(Raw records)

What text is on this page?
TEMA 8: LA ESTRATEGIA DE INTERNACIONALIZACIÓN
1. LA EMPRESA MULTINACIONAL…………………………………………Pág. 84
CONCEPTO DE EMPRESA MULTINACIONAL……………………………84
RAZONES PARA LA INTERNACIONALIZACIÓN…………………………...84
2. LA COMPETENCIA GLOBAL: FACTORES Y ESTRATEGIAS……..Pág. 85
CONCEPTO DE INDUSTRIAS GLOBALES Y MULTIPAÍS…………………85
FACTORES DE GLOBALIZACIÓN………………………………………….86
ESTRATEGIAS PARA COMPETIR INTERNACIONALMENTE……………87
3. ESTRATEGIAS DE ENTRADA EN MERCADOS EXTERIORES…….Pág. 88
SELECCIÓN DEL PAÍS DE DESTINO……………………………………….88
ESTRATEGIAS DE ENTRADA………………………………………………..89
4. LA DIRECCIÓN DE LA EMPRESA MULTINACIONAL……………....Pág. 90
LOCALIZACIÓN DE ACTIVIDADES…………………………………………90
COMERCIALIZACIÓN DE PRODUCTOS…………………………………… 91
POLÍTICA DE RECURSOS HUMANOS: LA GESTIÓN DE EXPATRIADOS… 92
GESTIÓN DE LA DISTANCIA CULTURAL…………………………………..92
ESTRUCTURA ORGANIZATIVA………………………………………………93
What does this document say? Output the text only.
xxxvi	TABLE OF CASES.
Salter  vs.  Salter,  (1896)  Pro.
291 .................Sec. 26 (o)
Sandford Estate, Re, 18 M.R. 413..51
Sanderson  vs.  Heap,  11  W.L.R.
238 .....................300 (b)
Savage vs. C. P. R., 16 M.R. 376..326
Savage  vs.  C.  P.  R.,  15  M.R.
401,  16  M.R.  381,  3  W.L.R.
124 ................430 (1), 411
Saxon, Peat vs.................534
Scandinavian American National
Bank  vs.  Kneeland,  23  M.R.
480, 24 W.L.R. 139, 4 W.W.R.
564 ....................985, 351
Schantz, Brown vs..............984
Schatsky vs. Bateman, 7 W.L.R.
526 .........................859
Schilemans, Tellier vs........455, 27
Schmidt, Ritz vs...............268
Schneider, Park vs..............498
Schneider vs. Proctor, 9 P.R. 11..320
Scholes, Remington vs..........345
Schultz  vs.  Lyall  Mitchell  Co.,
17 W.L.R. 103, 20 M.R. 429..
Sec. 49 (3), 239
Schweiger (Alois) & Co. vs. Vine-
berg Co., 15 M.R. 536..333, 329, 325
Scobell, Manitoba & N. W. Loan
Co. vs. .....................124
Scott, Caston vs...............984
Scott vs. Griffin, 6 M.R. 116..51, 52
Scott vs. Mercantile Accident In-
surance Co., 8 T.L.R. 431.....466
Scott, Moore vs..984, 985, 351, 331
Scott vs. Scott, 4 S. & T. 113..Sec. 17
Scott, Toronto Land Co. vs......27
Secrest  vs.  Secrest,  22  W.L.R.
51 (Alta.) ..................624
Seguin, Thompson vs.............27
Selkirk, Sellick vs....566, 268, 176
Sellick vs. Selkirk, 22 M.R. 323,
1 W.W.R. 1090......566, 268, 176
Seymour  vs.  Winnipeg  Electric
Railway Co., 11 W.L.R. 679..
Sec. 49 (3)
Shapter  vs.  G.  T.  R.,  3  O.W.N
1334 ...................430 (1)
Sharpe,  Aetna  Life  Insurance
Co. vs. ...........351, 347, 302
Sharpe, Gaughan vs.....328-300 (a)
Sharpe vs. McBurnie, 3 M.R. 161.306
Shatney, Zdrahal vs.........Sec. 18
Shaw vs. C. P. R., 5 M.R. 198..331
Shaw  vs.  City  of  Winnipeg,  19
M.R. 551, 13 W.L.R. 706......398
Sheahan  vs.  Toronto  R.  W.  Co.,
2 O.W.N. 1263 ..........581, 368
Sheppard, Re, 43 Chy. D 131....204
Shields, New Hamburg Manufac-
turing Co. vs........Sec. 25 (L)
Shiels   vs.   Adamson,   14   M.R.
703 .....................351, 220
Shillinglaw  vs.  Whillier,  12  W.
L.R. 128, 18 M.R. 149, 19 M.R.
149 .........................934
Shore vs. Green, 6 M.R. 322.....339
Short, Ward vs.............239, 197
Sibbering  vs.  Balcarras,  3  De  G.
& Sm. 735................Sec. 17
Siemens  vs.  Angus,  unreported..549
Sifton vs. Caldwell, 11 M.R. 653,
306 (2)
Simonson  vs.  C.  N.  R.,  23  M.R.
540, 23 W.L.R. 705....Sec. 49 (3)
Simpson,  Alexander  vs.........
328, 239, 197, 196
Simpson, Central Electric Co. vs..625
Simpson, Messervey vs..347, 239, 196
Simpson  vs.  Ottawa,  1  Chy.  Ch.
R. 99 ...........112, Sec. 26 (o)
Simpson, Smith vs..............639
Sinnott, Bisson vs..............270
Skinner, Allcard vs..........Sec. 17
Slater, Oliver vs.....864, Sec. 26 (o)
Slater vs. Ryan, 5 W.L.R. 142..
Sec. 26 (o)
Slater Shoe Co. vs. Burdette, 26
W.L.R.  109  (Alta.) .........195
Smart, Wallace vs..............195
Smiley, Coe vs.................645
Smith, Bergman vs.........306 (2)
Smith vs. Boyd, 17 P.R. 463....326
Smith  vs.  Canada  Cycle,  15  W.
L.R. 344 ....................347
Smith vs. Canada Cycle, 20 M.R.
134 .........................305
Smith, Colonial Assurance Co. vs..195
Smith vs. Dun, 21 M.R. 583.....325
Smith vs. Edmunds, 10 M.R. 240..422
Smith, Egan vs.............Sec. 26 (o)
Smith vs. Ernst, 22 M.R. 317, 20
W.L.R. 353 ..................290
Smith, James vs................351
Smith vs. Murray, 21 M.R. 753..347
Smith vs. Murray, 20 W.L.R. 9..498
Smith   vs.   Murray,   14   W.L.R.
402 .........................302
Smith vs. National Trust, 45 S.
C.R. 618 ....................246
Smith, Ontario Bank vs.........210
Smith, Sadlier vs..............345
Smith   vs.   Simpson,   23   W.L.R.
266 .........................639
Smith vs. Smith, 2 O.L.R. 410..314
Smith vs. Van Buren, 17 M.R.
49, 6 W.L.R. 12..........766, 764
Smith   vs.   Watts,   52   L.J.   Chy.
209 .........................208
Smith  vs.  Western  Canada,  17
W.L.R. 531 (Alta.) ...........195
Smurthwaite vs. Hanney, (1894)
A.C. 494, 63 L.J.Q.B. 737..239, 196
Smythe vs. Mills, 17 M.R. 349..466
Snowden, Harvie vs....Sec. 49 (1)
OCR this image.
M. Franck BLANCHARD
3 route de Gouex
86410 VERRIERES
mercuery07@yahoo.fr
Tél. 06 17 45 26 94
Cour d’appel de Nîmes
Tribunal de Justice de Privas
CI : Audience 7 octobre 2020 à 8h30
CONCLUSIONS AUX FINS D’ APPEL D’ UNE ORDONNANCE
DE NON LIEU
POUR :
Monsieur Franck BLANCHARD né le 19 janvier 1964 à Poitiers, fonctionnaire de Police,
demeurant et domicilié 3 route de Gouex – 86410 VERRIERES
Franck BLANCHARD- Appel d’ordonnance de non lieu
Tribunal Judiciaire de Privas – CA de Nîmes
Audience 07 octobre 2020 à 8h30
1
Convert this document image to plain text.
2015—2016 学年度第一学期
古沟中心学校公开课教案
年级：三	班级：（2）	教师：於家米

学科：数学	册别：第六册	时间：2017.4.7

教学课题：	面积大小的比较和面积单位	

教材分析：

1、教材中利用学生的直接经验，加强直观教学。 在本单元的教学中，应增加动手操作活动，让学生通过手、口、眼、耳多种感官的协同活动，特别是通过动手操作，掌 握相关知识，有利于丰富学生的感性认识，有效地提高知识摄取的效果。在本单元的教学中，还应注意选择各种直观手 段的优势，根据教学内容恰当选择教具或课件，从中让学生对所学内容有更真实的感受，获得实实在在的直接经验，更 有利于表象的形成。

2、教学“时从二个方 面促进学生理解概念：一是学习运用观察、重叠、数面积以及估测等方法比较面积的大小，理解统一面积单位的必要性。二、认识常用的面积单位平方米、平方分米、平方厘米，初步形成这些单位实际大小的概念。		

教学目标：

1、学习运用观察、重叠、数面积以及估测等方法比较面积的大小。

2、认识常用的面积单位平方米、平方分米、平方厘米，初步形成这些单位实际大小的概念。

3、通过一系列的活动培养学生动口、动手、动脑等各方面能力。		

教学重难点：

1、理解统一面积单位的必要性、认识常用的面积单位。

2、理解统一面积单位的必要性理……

* **Work instructions**: Locate the word "初步形成这些单位实际大小的概念" in the records above, and return each line that has it.

* **Result for this exercise**:
2、教学“时从二个方 面促进学生理解概念：一是学习运用观察、重叠、数面积以及估测等方法比较面积的大小，理解统一面积单位的必要性。二、认识常用的面积单位平方米、平方分米、平方厘米，初步形成这些单位实际大小的概念。		
2、认识常用的面积单位平方米、平方分米、平方厘米，初步形成这些单位实际大小的概念。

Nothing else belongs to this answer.